## REQUIRED TASK:
Transcribe all of the records word for word, but omit the pictures.
━━ DATA SHOWN ━━
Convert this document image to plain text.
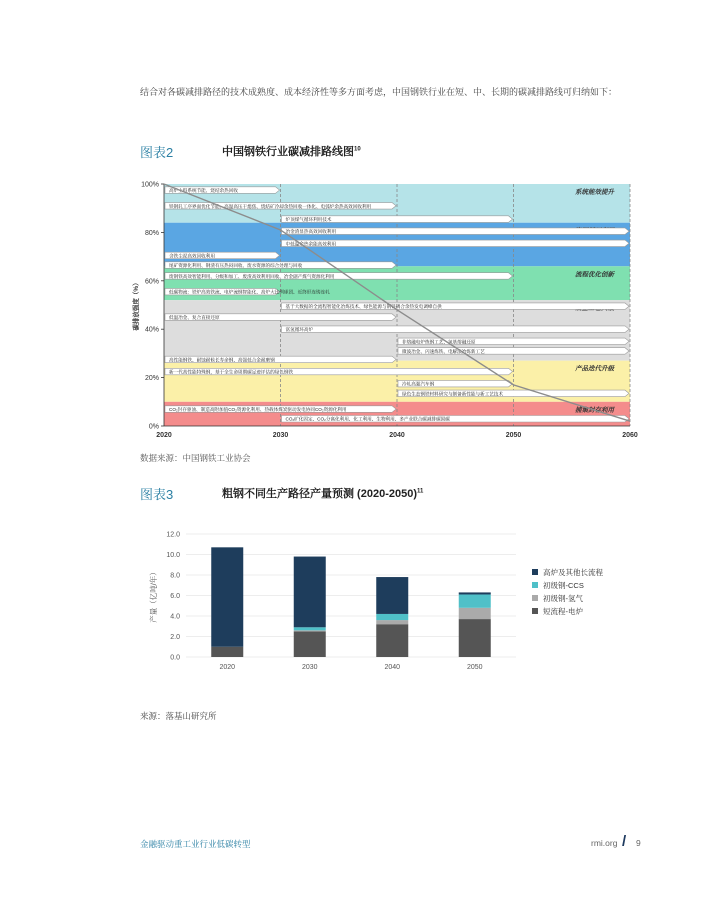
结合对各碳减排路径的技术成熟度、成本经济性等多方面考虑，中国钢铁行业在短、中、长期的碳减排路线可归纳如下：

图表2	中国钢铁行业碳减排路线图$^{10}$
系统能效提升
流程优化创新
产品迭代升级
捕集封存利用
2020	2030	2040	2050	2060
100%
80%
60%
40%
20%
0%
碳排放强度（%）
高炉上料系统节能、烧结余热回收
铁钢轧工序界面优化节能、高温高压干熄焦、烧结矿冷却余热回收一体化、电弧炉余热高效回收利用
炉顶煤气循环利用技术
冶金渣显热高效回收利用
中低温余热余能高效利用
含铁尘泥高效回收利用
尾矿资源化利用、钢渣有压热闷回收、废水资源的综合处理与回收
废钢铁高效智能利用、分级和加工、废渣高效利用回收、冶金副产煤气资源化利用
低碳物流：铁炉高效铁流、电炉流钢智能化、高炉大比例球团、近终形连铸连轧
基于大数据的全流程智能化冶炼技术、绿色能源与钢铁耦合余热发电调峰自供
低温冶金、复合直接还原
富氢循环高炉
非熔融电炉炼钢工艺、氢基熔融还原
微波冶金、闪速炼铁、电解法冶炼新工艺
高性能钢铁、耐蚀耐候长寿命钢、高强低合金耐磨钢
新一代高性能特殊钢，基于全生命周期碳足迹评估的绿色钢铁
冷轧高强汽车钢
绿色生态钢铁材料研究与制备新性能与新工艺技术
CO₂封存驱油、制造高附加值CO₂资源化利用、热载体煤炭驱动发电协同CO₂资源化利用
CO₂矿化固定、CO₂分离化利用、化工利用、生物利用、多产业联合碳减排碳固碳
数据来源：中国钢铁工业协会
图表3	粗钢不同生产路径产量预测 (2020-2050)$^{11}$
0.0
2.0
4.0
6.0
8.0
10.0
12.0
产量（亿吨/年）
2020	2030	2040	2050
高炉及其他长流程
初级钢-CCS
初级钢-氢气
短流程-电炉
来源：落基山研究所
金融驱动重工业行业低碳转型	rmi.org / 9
━━━
## RESPONSE FOR THIS EXERCISE:
Convert this document image to plain text.
结合对各碳减排路径的技术成熟度、成本经济性等多方面考虑，中国钢铁行业在短、中、长期的碳减排路线可归纳如下：

图表2	中国钢铁行业碳减排路线图$^{10}$
系统能效提升
流程优化创新
产品迭代升级
捕集封存利用
2020	2030	2040	2050	2060
100%
80%
60%
40%
20%
0%
碳排放强度（%）
高炉上料系统节能、烧结余热回收
铁钢轧工序界面优化节能、高温高压干熄焦、烧结矿冷却余热回收一体化、电弧炉余热高效回收利用
炉顶煤气循环利用技术
冶金渣显热高效回收利用
中低温余热余能高效利用
含铁尘泥高效回收利用
尾矿资源化利用、钢渣有压热闷回收、废水资源的综合处理与回收
废钢铁高效智能利用、分级和加工、废渣高效利用回收、冶金副产煤气资源化利用
低碳物流：铁炉高效铁流、电炉流钢智能化、高炉大比例球团、近终形连铸连轧
基于大数据的全流程智能化冶炼技术、绿色能源与钢铁耦合余热发电调峰自供
低温冶金、复合直接还原
富氢循环高炉
非熔融电炉炼钢工艺、氢基熔融还原
微波冶金、闪速炼铁、电解法冶炼新工艺
高性能钢铁、耐蚀耐候长寿命钢、高强低合金耐磨钢
新一代高性能特殊钢，基于全生命周期碳足迹评估的绿色钢铁
冷轧高强汽车钢
绿色生态钢铁材料研究与制备新性能与新工艺技术
CO₂封存驱油、制造高附加值CO₂资源化利用、热载体煤炭驱动发电协同CO₂资源化利用
CO₂矿化固定、CO₂分离化利用、化工利用、生物利用、多产业联合碳减排碳固碳
数据来源：中国钢铁工业协会
图表3	粗钢不同生产路径产量预测 (2020-2050)$^{11}$
0.0
2.0
4.0
6.0
8.0
10.0
12.0
产量（亿吨/年）
2020	2030	2040	2050
高炉及其他长流程
初级钢-CCS
初级钢-氢气
短流程-电炉
来源：落基山研究所
金融驱动重工业行业低碳转型	rmi.org / 9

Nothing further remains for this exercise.